Listing:
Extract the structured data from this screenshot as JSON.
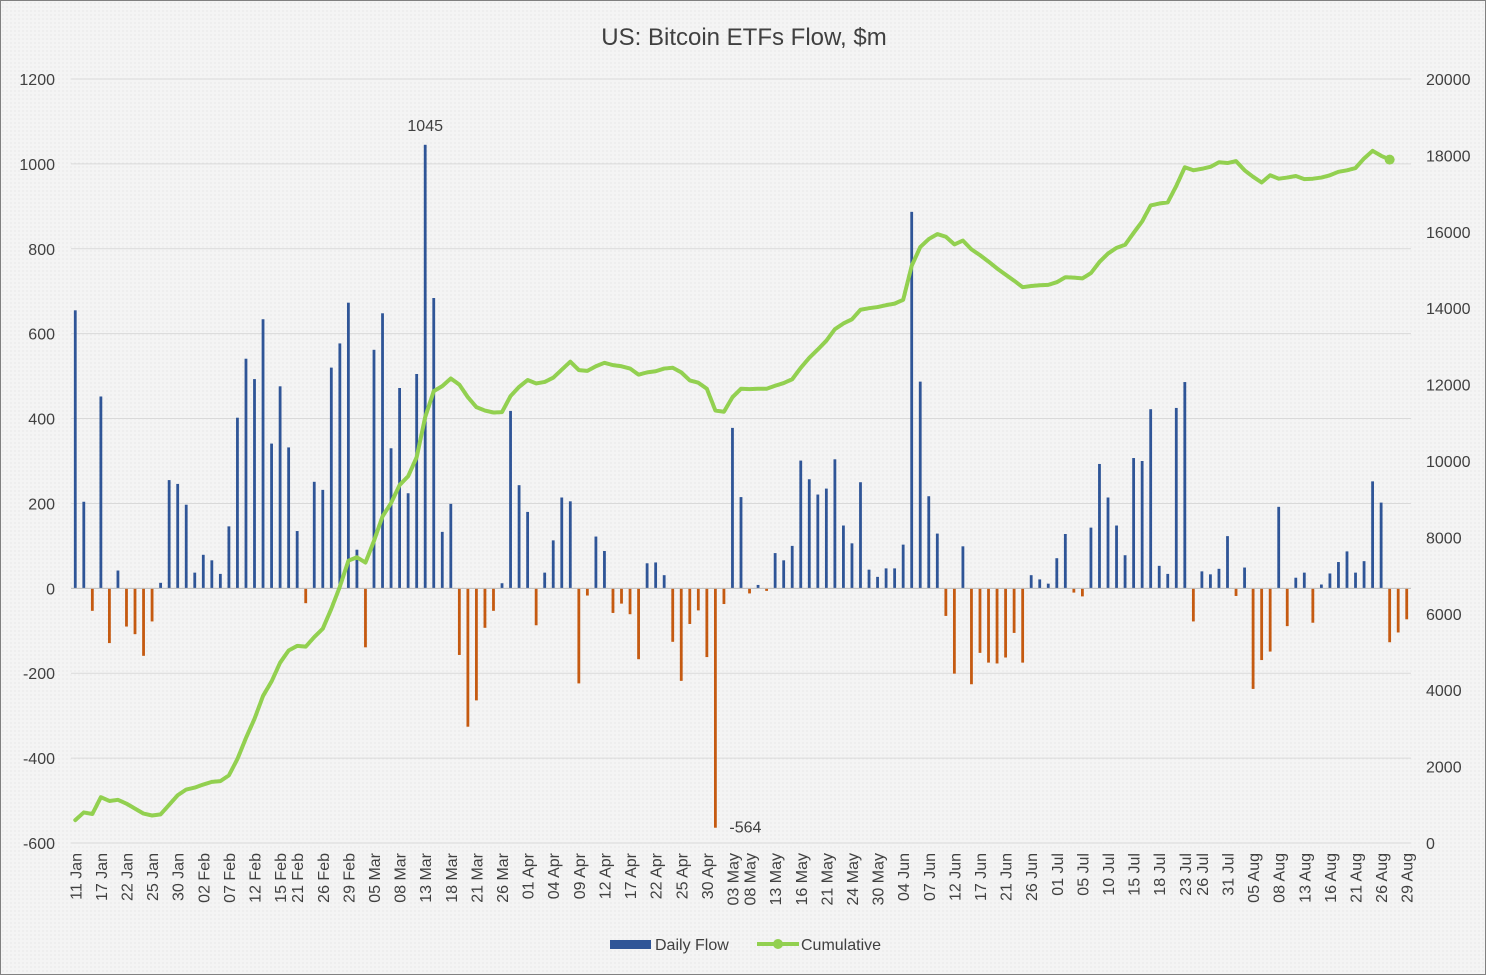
{
  "chart_data": {
    "type": "bar",
    "title": "US: Bitcoin ETFs Flow, $m",
    "xlabel": "",
    "ylabel": "",
    "ylim": [
      -600,
      1200
    ],
    "y2lim": [
      0,
      20000
    ],
    "yticks": [
      -600,
      -400,
      -200,
      0,
      200,
      400,
      600,
      800,
      1000,
      1200
    ],
    "y2ticks": [
      0,
      2000,
      4000,
      6000,
      8000,
      10000,
      12000,
      14000,
      16000,
      18000,
      20000
    ],
    "grid": true,
    "legend_position": "bottom",
    "x_tick_labels": [
      "11 Jan",
      "17 Jan",
      "22 Jan",
      "25 Jan",
      "30 Jan",
      "02 Feb",
      "07 Feb",
      "12 Feb",
      "15 Feb",
      "21 Feb",
      "26 Feb",
      "29 Feb",
      "05 Mar",
      "08 Mar",
      "13 Mar",
      "18 Mar",
      "21 Mar",
      "26 Mar",
      "01 Apr",
      "04 Apr",
      "09 Apr",
      "12 Apr",
      "17 Apr",
      "22 Apr",
      "25 Apr",
      "30 Apr",
      "03 May",
      "08 May",
      "13 May",
      "16 May",
      "21 May",
      "24 May",
      "30 May",
      "04 Jun",
      "07 Jun",
      "12 Jun",
      "17 Jun",
      "21 Jun",
      "26 Jun",
      "01 Jul",
      "05 Jul",
      "10 Jul",
      "15 Jul",
      "18 Jul",
      "23 Jul",
      "26 Jul",
      "31 Jul",
      "05 Aug",
      "08 Aug",
      "13 Aug",
      "16 Aug",
      "21 Aug",
      "26 Aug",
      "29 Aug"
    ],
    "series": [
      {
        "name": "Daily Flow",
        "type": "bar",
        "axis": "left",
        "positive_color": "#2f5597",
        "negative_color": "#c55a11",
        "values": [
          655,
          204,
          -53,
          452,
          -129,
          42,
          -90,
          -108,
          -159,
          -78,
          13,
          255,
          246,
          197,
          37,
          79,
          66,
          34,
          146,
          402,
          541,
          493,
          634,
          341,
          476,
          332,
          135,
          -35,
          251,
          232,
          520,
          577,
          673,
          91,
          -139,
          562,
          648,
          330,
          472,
          224,
          505,
          1045,
          684,
          133,
          199,
          -157,
          -326,
          -264,
          -93,
          -53,
          12,
          418,
          243,
          180,
          -87,
          37,
          113,
          214,
          205,
          -224,
          -17,
          122,
          88,
          -58,
          -36,
          -61,
          -167,
          59,
          61,
          31,
          -126,
          -218,
          -84,
          -52,
          -162,
          -564,
          -37,
          378,
          215,
          -12,
          8,
          -6,
          83,
          66,
          100,
          301,
          257,
          221,
          235,
          304,
          148,
          106,
          250,
          44,
          27,
          47,
          47,
          103,
          887,
          487,
          217,
          129,
          -65,
          -201,
          99,
          -226,
          -152,
          -175,
          -177,
          -163,
          -105,
          -175,
          31,
          21,
          11,
          71,
          128,
          -10,
          -19,
          143,
          293,
          214,
          148,
          78,
          307,
          300,
          422,
          53,
          34,
          425,
          486,
          -78,
          40,
          33,
          46,
          123,
          -18,
          49,
          -237,
          -169,
          -149,
          192,
          -89,
          25,
          37,
          -81,
          9,
          35,
          62,
          87,
          37,
          64,
          252,
          202,
          -127,
          -104,
          -73
        ]
      },
      {
        "name": "Cumulative",
        "type": "line",
        "axis": "right",
        "color": "#92d050",
        "values": [
          600,
          800,
          760,
          1200,
          1100,
          1130,
          1030,
          900,
          770,
          720,
          750,
          1000,
          1250,
          1400,
          1450,
          1530,
          1600,
          1620,
          1770,
          2200,
          2750,
          3250,
          3850,
          4230,
          4720,
          5040,
          5160,
          5140,
          5390,
          5610,
          6130,
          6710,
          7390,
          7480,
          7340,
          7910,
          8550,
          8900,
          9370,
          9600,
          10100,
          11150,
          11830,
          11960,
          12160,
          12000,
          11670,
          11410,
          11320,
          11270,
          11280,
          11700,
          11940,
          12120,
          12030,
          12070,
          12180,
          12390,
          12600,
          12380,
          12360,
          12480,
          12570,
          12510,
          12480,
          12420,
          12260,
          12320,
          12350,
          12420,
          12440,
          12320,
          12110,
          12050,
          11890,
          11320,
          11290,
          11670,
          11890,
          11880,
          11890,
          11890,
          11970,
          12040,
          12140,
          12440,
          12700,
          12920,
          13150,
          13450,
          13600,
          13710,
          13960,
          14000,
          14030,
          14080,
          14120,
          14220,
          15110,
          15600,
          15810,
          15940,
          15870,
          15670,
          15770,
          15540,
          15390,
          15220,
          15040,
          14880,
          14720,
          14550,
          14580,
          14600,
          14610,
          14680,
          14810,
          14800,
          14780,
          14920,
          15210,
          15430,
          15580,
          15660,
          15970,
          16270,
          16690,
          16740,
          16770,
          17200,
          17690,
          17610,
          17650,
          17700,
          17820,
          17800,
          17850,
          17610,
          17440,
          17290,
          17480,
          17390,
          17420,
          17460,
          17380,
          17390,
          17420,
          17480,
          17570,
          17610,
          17670,
          17920,
          18120,
          17990,
          17890
        ]
      }
    ],
    "annotations": [
      {
        "text": "1045"
      },
      {
        "text": "-564"
      }
    ]
  }
}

Set task:
Pictures in the records above should not be copied. Repeat everything else exactly.

Reply:
Extract the structured data from this screenshot as JSON.
{
  "chart_data": {
    "type": "bar",
    "title": "US: Bitcoin ETFs Flow, $m",
    "xlabel": "",
    "ylabel": "",
    "ylim": [
      -600,
      1200
    ],
    "y2lim": [
      0,
      20000
    ],
    "yticks": [
      -600,
      -400,
      -200,
      0,
      200,
      400,
      600,
      800,
      1000,
      1200
    ],
    "y2ticks": [
      0,
      2000,
      4000,
      6000,
      8000,
      10000,
      12000,
      14000,
      16000,
      18000,
      20000
    ],
    "grid": true,
    "legend_position": "bottom",
    "x_tick_labels": [
      "11 Jan",
      "17 Jan",
      "22 Jan",
      "25 Jan",
      "30 Jan",
      "02 Feb",
      "07 Feb",
      "12 Feb",
      "15 Feb",
      "21 Feb",
      "26 Feb",
      "29 Feb",
      "05 Mar",
      "08 Mar",
      "13 Mar",
      "18 Mar",
      "21 Mar",
      "26 Mar",
      "01 Apr",
      "04 Apr",
      "09 Apr",
      "12 Apr",
      "17 Apr",
      "22 Apr",
      "25 Apr",
      "30 Apr",
      "03 May",
      "08 May",
      "13 May",
      "16 May",
      "21 May",
      "24 May",
      "30 May",
      "04 Jun",
      "07 Jun",
      "12 Jun",
      "17 Jun",
      "21 Jun",
      "26 Jun",
      "01 Jul",
      "05 Jul",
      "10 Jul",
      "15 Jul",
      "18 Jul",
      "23 Jul",
      "26 Jul",
      "31 Jul",
      "05 Aug",
      "08 Aug",
      "13 Aug",
      "16 Aug",
      "21 Aug",
      "26 Aug",
      "29 Aug"
    ],
    "series": [
      {
        "name": "Daily Flow",
        "type": "bar",
        "axis": "left",
        "positive_color": "#2f5597",
        "negative_color": "#c55a11",
        "values": [
          655,
          204,
          -53,
          452,
          -129,
          42,
          -90,
          -108,
          -159,
          -78,
          13,
          255,
          246,
          197,
          37,
          79,
          66,
          34,
          146,
          402,
          541,
          493,
          634,
          341,
          476,
          332,
          135,
          -35,
          251,
          232,
          520,
          577,
          673,
          91,
          -139,
          562,
          648,
          330,
          472,
          224,
          505,
          1045,
          684,
          133,
          199,
          -157,
          -326,
          -264,
          -93,
          -53,
          12,
          418,
          243,
          180,
          -87,
          37,
          113,
          214,
          205,
          -224,
          -17,
          122,
          88,
          -58,
          -36,
          -61,
          -167,
          59,
          61,
          31,
          -126,
          -218,
          -84,
          -52,
          -162,
          -564,
          -37,
          378,
          215,
          -12,
          8,
          -6,
          83,
          66,
          100,
          301,
          257,
          221,
          235,
          304,
          148,
          106,
          250,
          44,
          27,
          47,
          47,
          103,
          887,
          487,
          217,
          129,
          -65,
          -201,
          99,
          -226,
          -152,
          -175,
          -177,
          -163,
          -105,
          -175,
          31,
          21,
          11,
          71,
          128,
          -10,
          -19,
          143,
          293,
          214,
          148,
          78,
          307,
          300,
          422,
          53,
          34,
          425,
          486,
          -78,
          40,
          33,
          46,
          123,
          -18,
          49,
          -237,
          -169,
          -149,
          192,
          -89,
          25,
          37,
          -81,
          9,
          35,
          62,
          87,
          37,
          64,
          252,
          202,
          -127,
          -104,
          -73
        ]
      },
      {
        "name": "Cumulative",
        "type": "line",
        "axis": "right",
        "color": "#92d050",
        "values": [
          600,
          800,
          760,
          1200,
          1100,
          1130,
          1030,
          900,
          770,
          720,
          750,
          1000,
          1250,
          1400,
          1450,
          1530,
          1600,
          1620,
          1770,
          2200,
          2750,
          3250,
          3850,
          4230,
          4720,
          5040,
          5160,
          5140,
          5390,
          5610,
          6130,
          6710,
          7390,
          7480,
          7340,
          7910,
          8550,
          8900,
          9370,
          9600,
          10100,
          11150,
          11830,
          11960,
          12160,
          12000,
          11670,
          11410,
          11320,
          11270,
          11280,
          11700,
          11940,
          12120,
          12030,
          12070,
          12180,
          12390,
          12600,
          12380,
          12360,
          12480,
          12570,
          12510,
          12480,
          12420,
          12260,
          12320,
          12350,
          12420,
          12440,
          12320,
          12110,
          12050,
          11890,
          11320,
          11290,
          11670,
          11890,
          11880,
          11890,
          11890,
          11970,
          12040,
          12140,
          12440,
          12700,
          12920,
          13150,
          13450,
          13600,
          13710,
          13960,
          14000,
          14030,
          14080,
          14120,
          14220,
          15110,
          15600,
          15810,
          15940,
          15870,
          15670,
          15770,
          15540,
          15390,
          15220,
          15040,
          14880,
          14720,
          14550,
          14580,
          14600,
          14610,
          14680,
          14810,
          14800,
          14780,
          14920,
          15210,
          15430,
          15580,
          15660,
          15970,
          16270,
          16690,
          16740,
          16770,
          17200,
          17690,
          17610,
          17650,
          17700,
          17820,
          17800,
          17850,
          17610,
          17440,
          17290,
          17480,
          17390,
          17420,
          17460,
          17380,
          17390,
          17420,
          17480,
          17570,
          17610,
          17670,
          17920,
          18120,
          17990,
          17890
        ]
      }
    ],
    "annotations": [
      {
        "text": "1045"
      },
      {
        "text": "-564"
      }
    ]
  }
}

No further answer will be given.